Without the images, write out all of the following entries exactly.

>> START

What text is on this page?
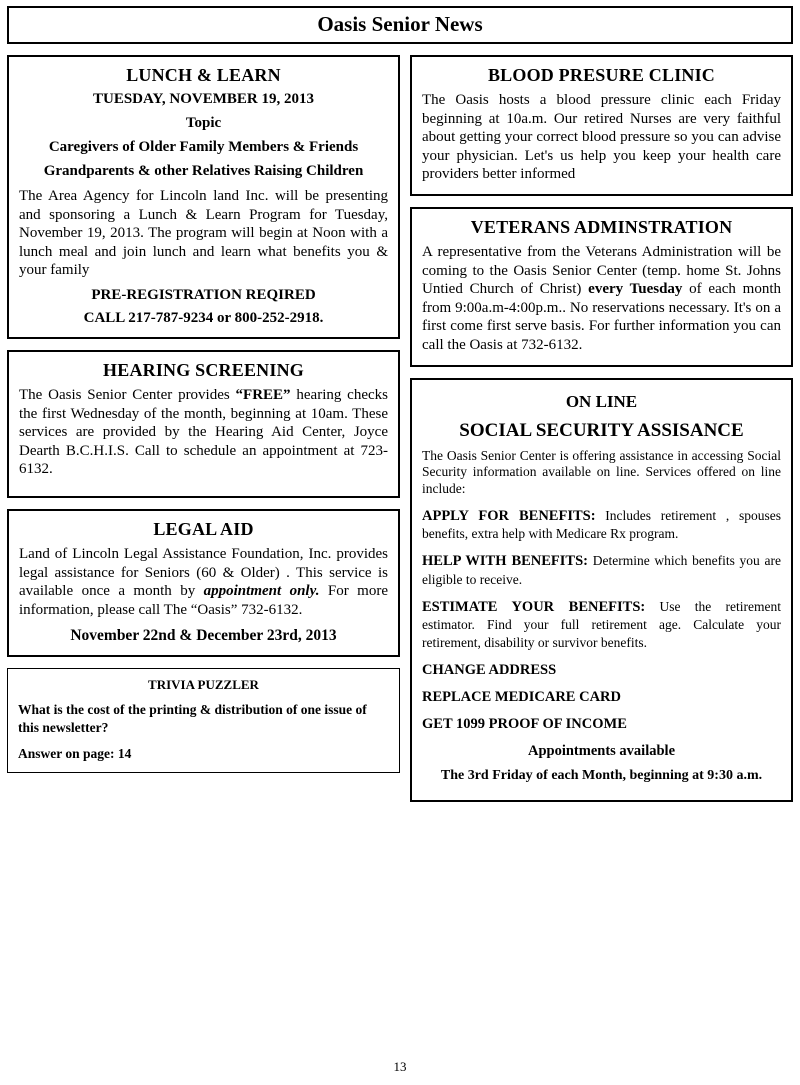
Oasis Senior News
LUNCH & LEARN
TUESDAY, NOVEMBER 19, 2013
Topic
Caregivers of Older Family Members & Friends
Grandparents & other Relatives Raising Children

The Area Agency for Lincoln land Inc. will be presenting and sponsoring a Lunch & Learn Program for Tuesday, November 19, 2013. The program will begin at Noon with a lunch meal and join lunch and learn what benefits you & your family

PRE-REGISTRATION REQIRED
CALL 217-787-9234 or 800-252-2918.
HEARING SCREENING

The Oasis Senior Center provides “FREE” hearing checks the first Wednesday of the month, beginning at 10am. These services are provided by the Hearing Aid Center, Joyce Dearth B.C.H.I.S. Call to schedule an appointment at 723-6132.

LEGAL AID

Land of Lincoln Legal Assistance Foundation, Inc. provides legal assistance for Seniors (60 & Older) . This service is available once a month by appointment only. For more information, please call The “Oasis” 732-6132.

November 22nd & December 23rd, 2013
TRIVIA PUZZLER

What is the cost of the printing & distribution of one issue of this newsletter?

Answer on page: 14
BLOOD PRESURE CLINIC

The Oasis hosts a blood pressure clinic each Friday beginning at 10a.m. Our retired Nurses are very faithful about getting your correct blood pressure so you can advise your physician. Let's us help you keep your health care providers better informed

VETERANS ADMINSTRATION

A representative from the Veterans Administration will be coming to the Oasis Senior Center (temp. home St. Johns Untied Church of Christ) every Tuesday of each month from 9:00a.m-4:00p.m.. No reservations necessary. It's on a first come first serve basis. For further information you can call the Oasis at 732-6132.

ON LINE
SOCIAL SECURITY ASSISANCE

The Oasis Senior Center is offering assistance in accessing Social Security information available on line. Services offered on line include:

APPLY FOR BENEFITS: Includes retirement , spouses benefits, extra help with Medicare Rx program.

HELP WITH BENEFITS: Determine which benefits you are eligible to receive.

ESTIMATE YOUR BENEFITS: Use the retirement estimator. Find your full retirement age. Calculate your retirement, disability or survivor benefits.

CHANGE ADDRESS

REPLACE MEDICARE CARD

GET 1099 PROOF OF INCOME

Appointments available
The 3rd Friday of each Month, beginning at 9:30 a.m.
13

>> END

> _RESULT FOR THIS EXERCISE_
What text is on this page?
Oasis Senior News
LUNCH & LEARN
TUESDAY, NOVEMBER 19, 2013
Topic
Caregivers of Older Family Members & Friends
Grandparents & other Relatives Raising Children

The Area Agency for Lincoln land Inc. will be presenting and sponsoring a Lunch & Learn Program for Tuesday, November 19, 2013. The program will begin at Noon with a lunch meal and join lunch and learn what benefits you & your family

PRE-REGISTRATION REQIRED
CALL 217-787-9234 or 800-252-2918.
HEARING SCREENING

The Oasis Senior Center provides “FREE” hearing checks the first Wednesday of the month, beginning at 10am. These services are provided by the Hearing Aid Center, Joyce Dearth B.C.H.I.S. Call to schedule an appointment at 723-6132.

LEGAL AID

Land of Lincoln Legal Assistance Foundation, Inc. provides legal assistance for Seniors (60 & Older) . This service is available once a month by appointment only. For more information, please call The “Oasis” 732-6132.

November 22nd & December 23rd, 2013
TRIVIA PUZZLER

What is the cost of the printing & distribution of one issue of this newsletter?

Answer on page: 14
BLOOD PRESURE CLINIC

The Oasis hosts a blood pressure clinic each Friday beginning at 10a.m. Our retired Nurses are very faithful about getting your correct blood pressure so you can advise your physician. Let's us help you keep your health care providers better informed

VETERANS ADMINSTRATION

A representative from the Veterans Administration will be coming to the Oasis Senior Center (temp. home St. Johns Untied Church of Christ) every Tuesday of each month from 9:00a.m-4:00p.m.. No reservations necessary. It's on a first come first serve basis. For further information you can call the Oasis at 732-6132.

ON LINE
SOCIAL SECURITY ASSISANCE

The Oasis Senior Center is offering assistance in accessing Social Security information available on line. Services offered on line include:

APPLY FOR BENEFITS: Includes retirement , spouses benefits, extra help with Medicare Rx program.

HELP WITH BENEFITS: Determine which benefits you are eligible to receive.

ESTIMATE YOUR BENEFITS: Use the retirement estimator. Find your full retirement age. Calculate your retirement, disability or survivor benefits.

CHANGE ADDRESS

REPLACE MEDICARE CARD

GET 1099 PROOF OF INCOME

Appointments available
The 3rd Friday of each Month, beginning at 9:30 a.m.
13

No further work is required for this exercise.